• **Exercise aim**: Retype all material exactly. Pictures stay out of the copy.

• **Provided entries**:
■ ■ ■ ■
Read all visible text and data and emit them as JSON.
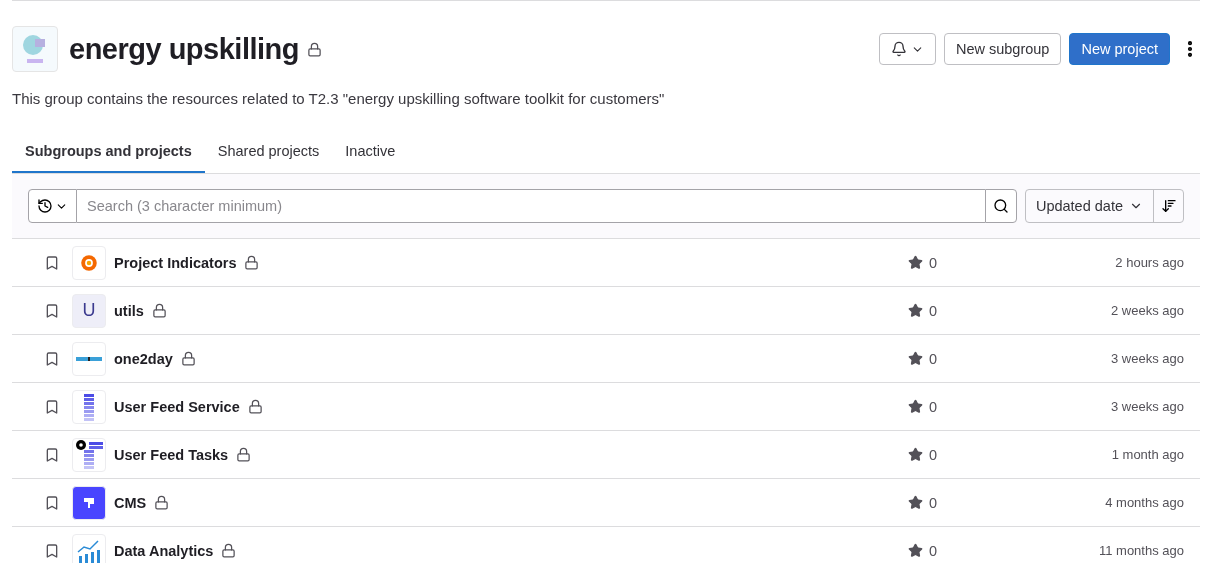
{
  "group": {
    "title": "energy upskilling",
    "private": true,
    "description": "This group contains the resources related to T2.3 \"energy upskilling software toolkit for customers\""
  },
  "actions": {
    "new_subgroup": "New subgroup",
    "new_project": "New project"
  },
  "tabs": [
    {
      "label": "Subgroups and projects",
      "selected": true
    },
    {
      "label": "Shared projects",
      "selected": false
    },
    {
      "label": "Inactive",
      "selected": false
    }
  ],
  "search": {
    "placeholder": "Search (3 character minimum)"
  },
  "sort": {
    "label": "Updated date"
  },
  "projects": [
    {
      "name": "Project Indicators",
      "kind": "grafana",
      "private": true,
      "star_count": "0",
      "updated": "2 hours ago"
    },
    {
      "name": "utils",
      "kind": "letter",
      "avatar_text": "U",
      "private": true,
      "star_count": "0",
      "updated": "2 weeks ago"
    },
    {
      "name": "one2day",
      "kind": "wordmark",
      "private": true,
      "star_count": "0",
      "updated": "3 weeks ago"
    },
    {
      "name": "User Feed Service",
      "kind": "bars",
      "private": true,
      "star_count": "0",
      "updated": "3 weeks ago"
    },
    {
      "name": "User Feed Tasks",
      "kind": "gearbars",
      "private": true,
      "star_count": "0",
      "updated": "1 month ago"
    },
    {
      "name": "CMS",
      "kind": "cms",
      "private": true,
      "star_count": "0",
      "updated": "4 months ago"
    },
    {
      "name": "Data Analytics",
      "kind": "chart",
      "private": true,
      "star_count": "0",
      "updated": "11 months ago"
    }
  ]
}
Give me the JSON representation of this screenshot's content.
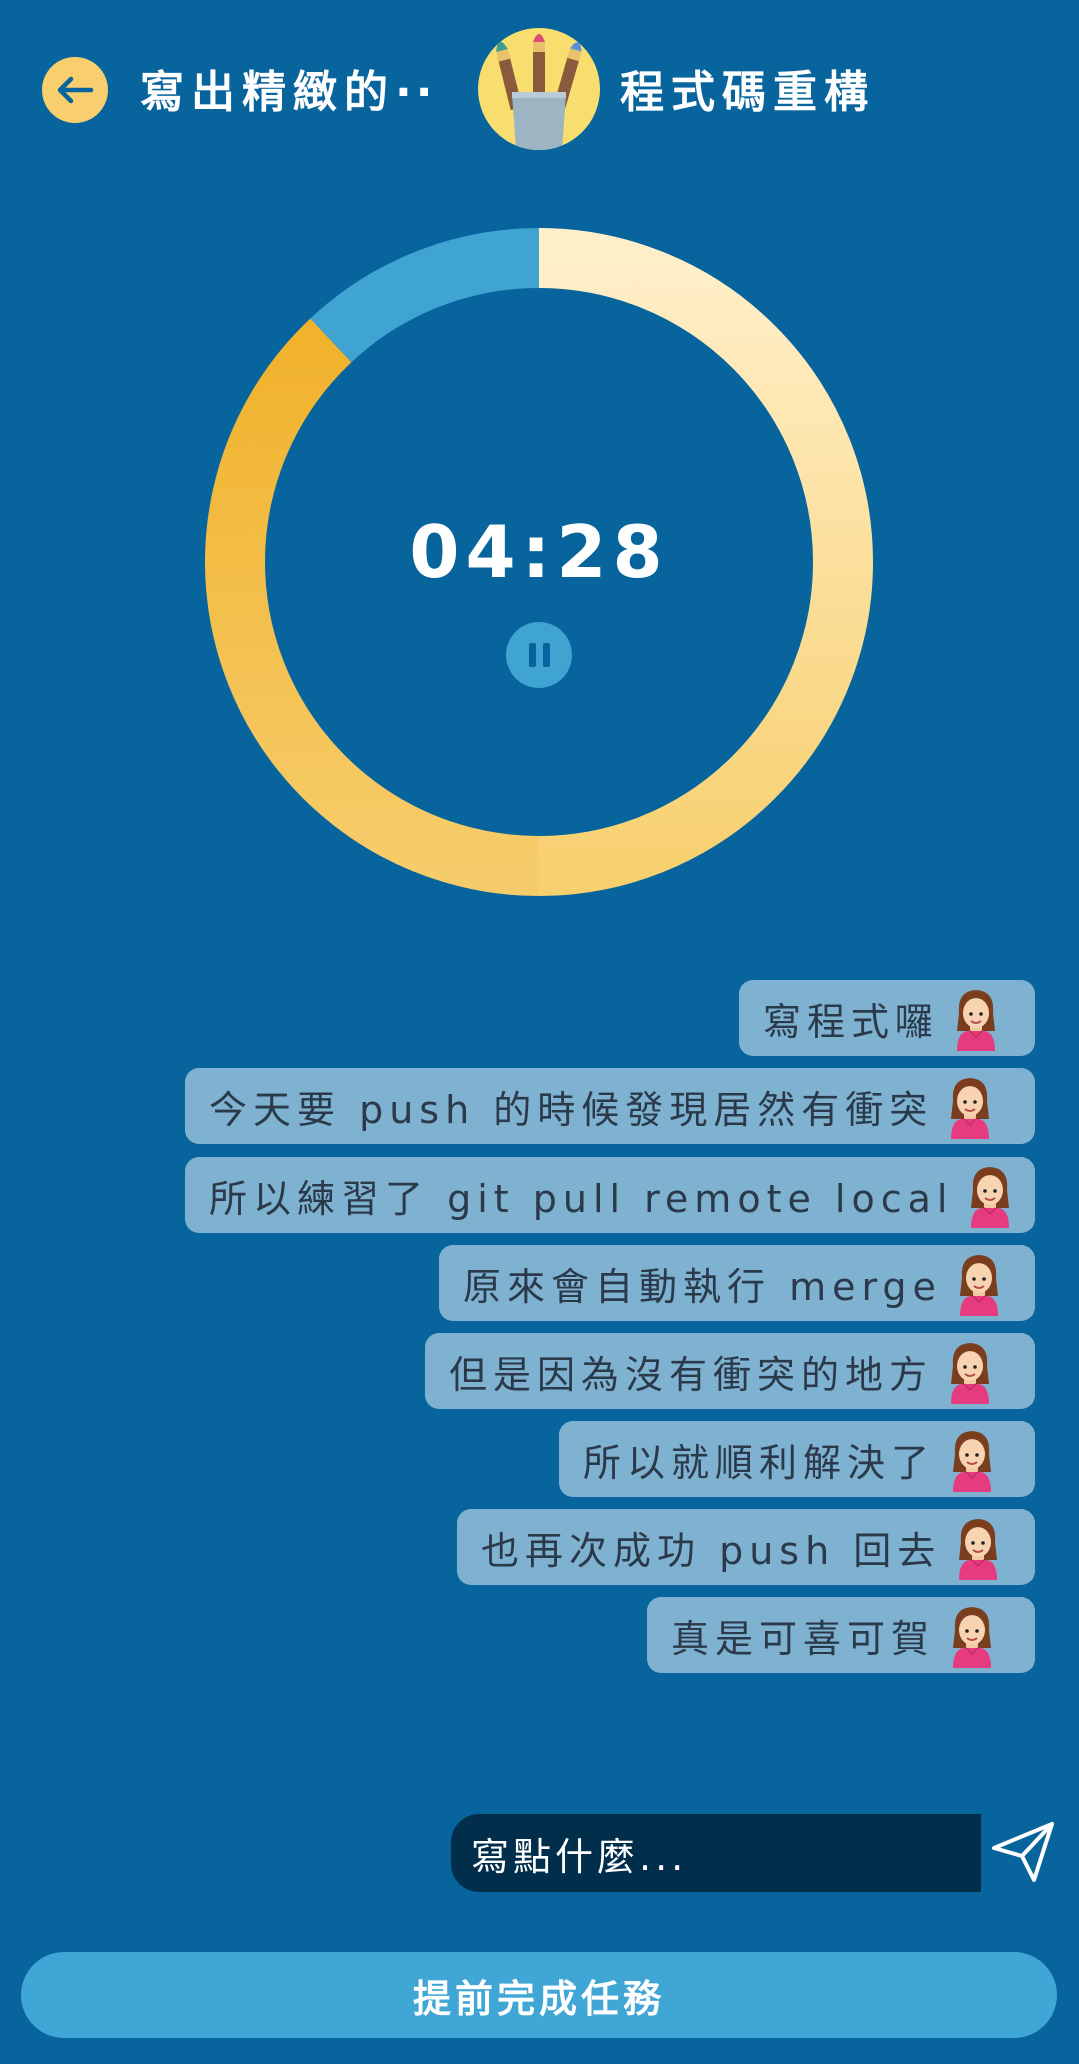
{
  "header": {
    "back_icon": "arrow-left-icon",
    "title_left": "寫出精緻的",
    "title_ellipsis": "··",
    "logo_icon": "paintbrush-cup-icon",
    "title_right": "程式碼重構"
  },
  "timer": {
    "time": "04:28",
    "pause_icon": "pause-icon",
    "elapsed_fraction": 0.12,
    "colors": {
      "remaining_light": "#FFEFC9",
      "remaining_dark": "#F2B52F",
      "elapsed": "#3FA4D2"
    }
  },
  "messages": [
    {
      "text": "寫程式囉",
      "avatar": "girl-avatar-icon"
    },
    {
      "text": "今天要 push 的時候發現居然有衝突",
      "avatar": "girl-avatar-icon"
    },
    {
      "text": "所以練習了 git pull remote local",
      "avatar": "girl-avatar-icon"
    },
    {
      "text": "原來會自動執行 merge",
      "avatar": "girl-avatar-icon"
    },
    {
      "text": "但是因為沒有衝突的地方",
      "avatar": "girl-avatar-icon"
    },
    {
      "text": "所以就順利解決了",
      "avatar": "girl-avatar-icon"
    },
    {
      "text": "也再次成功 push 回去",
      "avatar": "girl-avatar-icon"
    },
    {
      "text": "真是可喜可賀",
      "avatar": "girl-avatar-icon"
    }
  ],
  "composer": {
    "placeholder": "寫點什麼...",
    "send_icon": "paper-plane-icon"
  },
  "finish_button": {
    "label": "提前完成任務"
  },
  "colors": {
    "background": "#07649D",
    "accent": "#F8CE6E",
    "bubble": "#7FB2D1",
    "button": "#40A6D5",
    "input": "#012E4A"
  }
}
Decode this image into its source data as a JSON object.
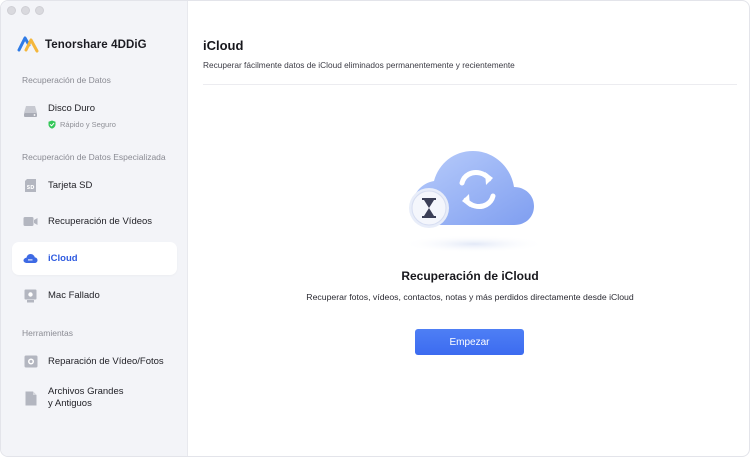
■ ■ ■ ■
• **Task result**:
Read all visible text and data and emit them as JSON.
{
  "group": {
    "title": "energy upskilling",
    "private": true,
    "description": "This group contains the resources related to T2.3 \"energy upskilling software toolkit for customers\""
  },
  "actions": {
    "new_subgroup": "New subgroup",
    "new_project": "New project"
  },
  "tabs": [
    {
      "label": "Subgroups and projects",
      "selected": true
    },
    {
      "label": "Shared projects",
      "selected": false
    },
    {
      "label": "Inactive",
      "selected": false
    }
  ],
  "search": {
    "placeholder": "Search (3 character minimum)"
  },
  "sort": {
    "label": "Updated date"
  },
  "projects": [
    {
      "name": "Project Indicators",
      "kind": "grafana",
      "private": true,
      "star_count": "0",
      "updated": "2 hours ago"
    },
    {
      "name": "utils",
      "kind": "letter",
      "avatar_text": "U",
      "private": true,
      "star_count": "0",
      "updated": "2 weeks ago"
    },
    {
      "name": "one2day",
      "kind": "wordmark",
      "private": true,
      "star_count": "0",
      "updated": "3 weeks ago"
    },
    {
      "name": "User Feed Service",
      "kind": "bars",
      "private": true,
      "star_count": "0",
      "updated": "3 weeks ago"
    },
    {
      "name": "User Feed Tasks",
      "kind": "gearbars",
      "private": true,
      "star_count": "0",
      "updated": "1 month ago"
    },
    {
      "name": "CMS",
      "kind": "cms",
      "private": true,
      "star_count": "0",
      "updated": "4 months ago"
    },
    {
      "name": "Data Analytics",
      "kind": "chart",
      "private": true,
      "star_count": "0",
      "updated": "11 months ago"
    }
  ]
}
Give me the JSON representation of this screenshot's content.
{
  "header": {
    "back_icon": "arrow-left-icon",
    "title_left": "寫出精緻的",
    "title_ellipsis": "··",
    "logo_icon": "paintbrush-cup-icon",
    "title_right": "程式碼重構"
  },
  "timer": {
    "time": "04:28",
    "pause_icon": "pause-icon",
    "elapsed_fraction": 0.12,
    "colors": {
      "remaining_light": "#FFEFC9",
      "remaining_dark": "#F2B52F",
      "elapsed": "#3FA4D2"
    }
  },
  "messages": [
    {
      "text": "寫程式囉",
      "avatar": "girl-avatar-icon"
    },
    {
      "text": "今天要 push 的時候發現居然有衝突",
      "avatar": "girl-avatar-icon"
    },
    {
      "text": "所以練習了 git pull remote local",
      "avatar": "girl-avatar-icon"
    },
    {
      "text": "原來會自動執行 merge",
      "avatar": "girl-avatar-icon"
    },
    {
      "text": "但是因為沒有衝突的地方",
      "avatar": "girl-avatar-icon"
    },
    {
      "text": "所以就順利解決了",
      "avatar": "girl-avatar-icon"
    },
    {
      "text": "也再次成功 push 回去",
      "avatar": "girl-avatar-icon"
    },
    {
      "text": "真是可喜可賀",
      "avatar": "girl-avatar-icon"
    }
  ],
  "composer": {
    "placeholder": "寫點什麼...",
    "send_icon": "paper-plane-icon"
  },
  "finish_button": {
    "label": "提前完成任務"
  },
  "colors": {
    "background": "#07649D",
    "accent": "#F8CE6E",
    "bubble": "#7FB2D1",
    "button": "#40A6D5",
    "input": "#012E4A"
  }
}
Decode this image into its source data as a JSON object.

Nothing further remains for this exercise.